THE REQUEST: Drop every picture, then transcribe the remaining data exactly.

(Data records)

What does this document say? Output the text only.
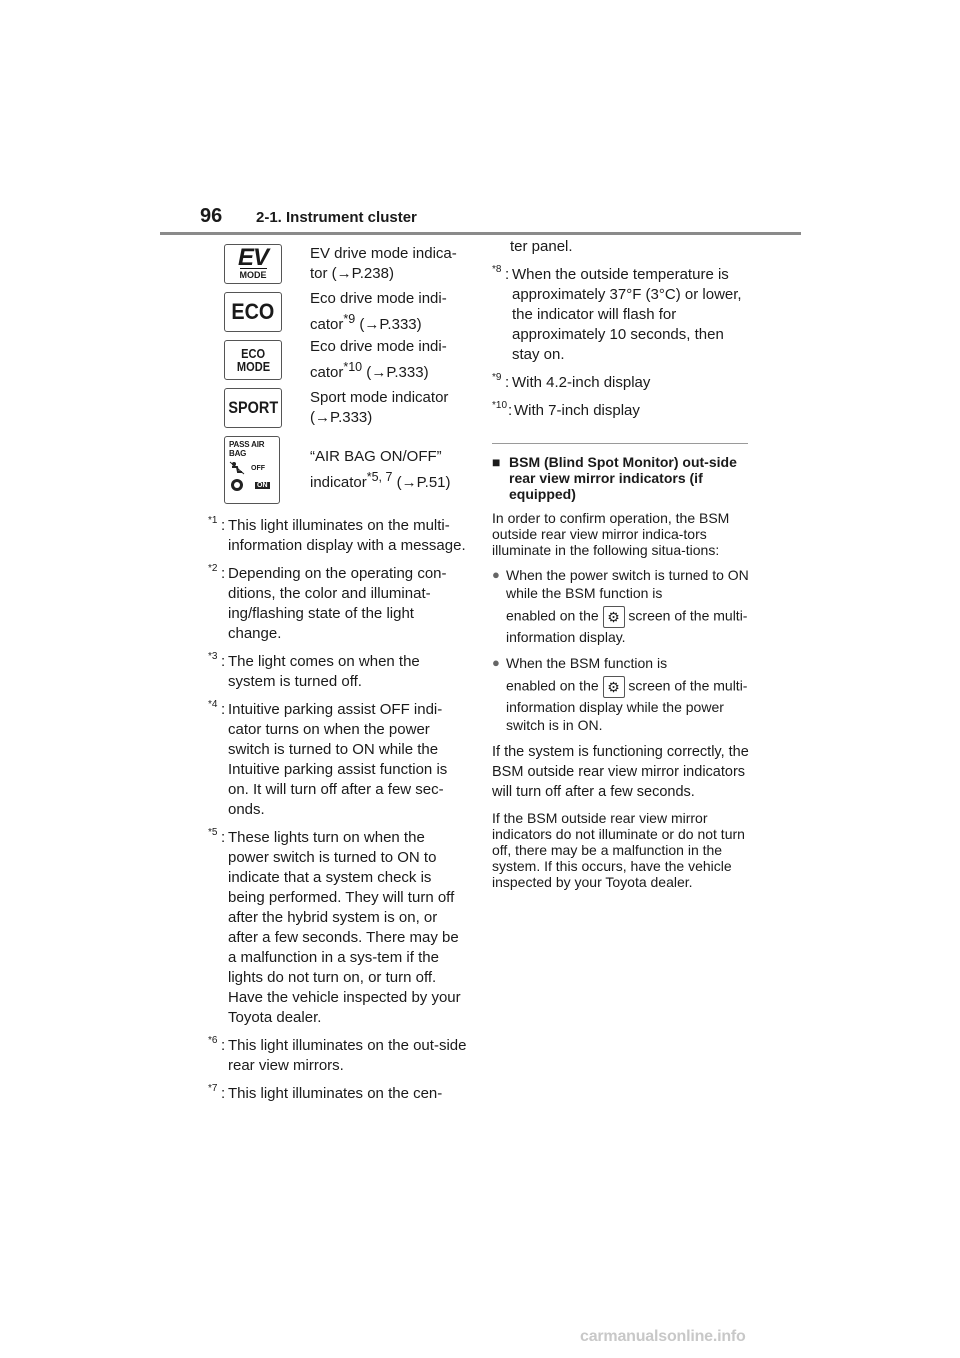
96 2-1. Instrument cluster
EV
MODE	EV drive mode indica-tor (→P.238)

ECO	Eco drive mode indi-cator$^{*9}$ (→P.333)

ECO
MODE	Eco drive mode indi-cator$^{*10}$ (→P.333)

SPORT	Sport mode indicator
(→P.333)

PASS AIR BAG
OFF
ON	“AIR BAG ON/OFF” indicator$^{*5, 7}$ (→P.51)
*1 : This light illuminates on the multi-information display with a message.
*2 : Depending on the operating con-ditions, the color and illuminat-ing/flashing state of the light change.
*3 : The light comes on when the system is turned off.
*4 : Intuitive parking assist OFF indi-cator turns on when the power switch is turned to ON while the Intuitive parking assist function is on. It will turn off after a few sec-onds.
*5 : These lights turn on when the power switch is turned to ON to indicate that a system check is being performed. They will turn off after the hybrid system is on, or after a few seconds. There may be a malfunction in a sys-tem if the lights do not turn on, or turn off. Have the vehicle inspected by your Toyota dealer.
*6 : This light illuminates on the out-side rear view mirrors.
*7 : This light illuminates on the cen-
ter panel.
*8 : When the outside temperature is approximately 37°F (3°C) or lower, the indicator will flash for approximately 10 seconds, then stay on.
*9 : With 4.2-inch display
*10 : With 7-inch display
■ BSM (Blind Spot Monitor) out-side rear view mirror indicators (if equipped)
In order to confirm operation, the BSM outside rear view mirror indica-tors illuminate in the following situa-tions:
● When the power switch is turned to ON while the BSM function is
enabled on the ⚙ screen of the multi-information display.
● When the BSM function is
enabled on the ⚙ screen of the multi-information display while the power switch is in ON.
If the system is functioning correctly, the BSM outside rear view mirror indicators will turn off after a few seconds.
If the BSM outside rear view mirror indicators do not illuminate or do not turn off, there may be a malfunction in the system. If this occurs, have the vehicle inspected by your Toyota dealer.
carmanualsonline.info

SOLUTION FOR THIS PROBLEM:
What does this document say? Output the text only.
96 2-1. Instrument cluster
EV
MODE	EV drive mode indica-tor (→P.238)

ECO	Eco drive mode indi-cator$^{*9}$ (→P.333)

ECO
MODE	Eco drive mode indi-cator$^{*10}$ (→P.333)

SPORT	Sport mode indicator
(→P.333)

PASS AIR BAG
OFF
ON	“AIR BAG ON/OFF” indicator$^{*5, 7}$ (→P.51)
*1 : This light illuminates on the multi-information display with a message.
*2 : Depending on the operating con-ditions, the color and illuminat-ing/flashing state of the light change.
*3 : The light comes on when the system is turned off.
*4 : Intuitive parking assist OFF indi-cator turns on when the power switch is turned to ON while the Intuitive parking assist function is on. It will turn off after a few sec-onds.
*5 : These lights turn on when the power switch is turned to ON to indicate that a system check is being performed. They will turn off after the hybrid system is on, or after a few seconds. There may be a malfunction in a sys-tem if the lights do not turn on, or turn off. Have the vehicle inspected by your Toyota dealer.
*6 : This light illuminates on the out-side rear view mirrors.
*7 : This light illuminates on the cen-
ter panel.
*8 : When the outside temperature is approximately 37°F (3°C) or lower, the indicator will flash for approximately 10 seconds, then stay on.
*9 : With 4.2-inch display
*10 : With 7-inch display
■ BSM (Blind Spot Monitor) out-side rear view mirror indicators (if equipped)
In order to confirm operation, the BSM outside rear view mirror indica-tors illuminate in the following situa-tions:
● When the power switch is turned to ON while the BSM function is
enabled on the ⚙ screen of the multi-information display.
● When the BSM function is
enabled on the ⚙ screen of the multi-information display while the power switch is in ON.
If the system is functioning correctly, the BSM outside rear view mirror indicators will turn off after a few seconds.
If the BSM outside rear view mirror indicators do not illuminate or do not turn off, there may be a malfunction in the system. If this occurs, have the vehicle inspected by your Toyota dealer.
carmanualsonline.info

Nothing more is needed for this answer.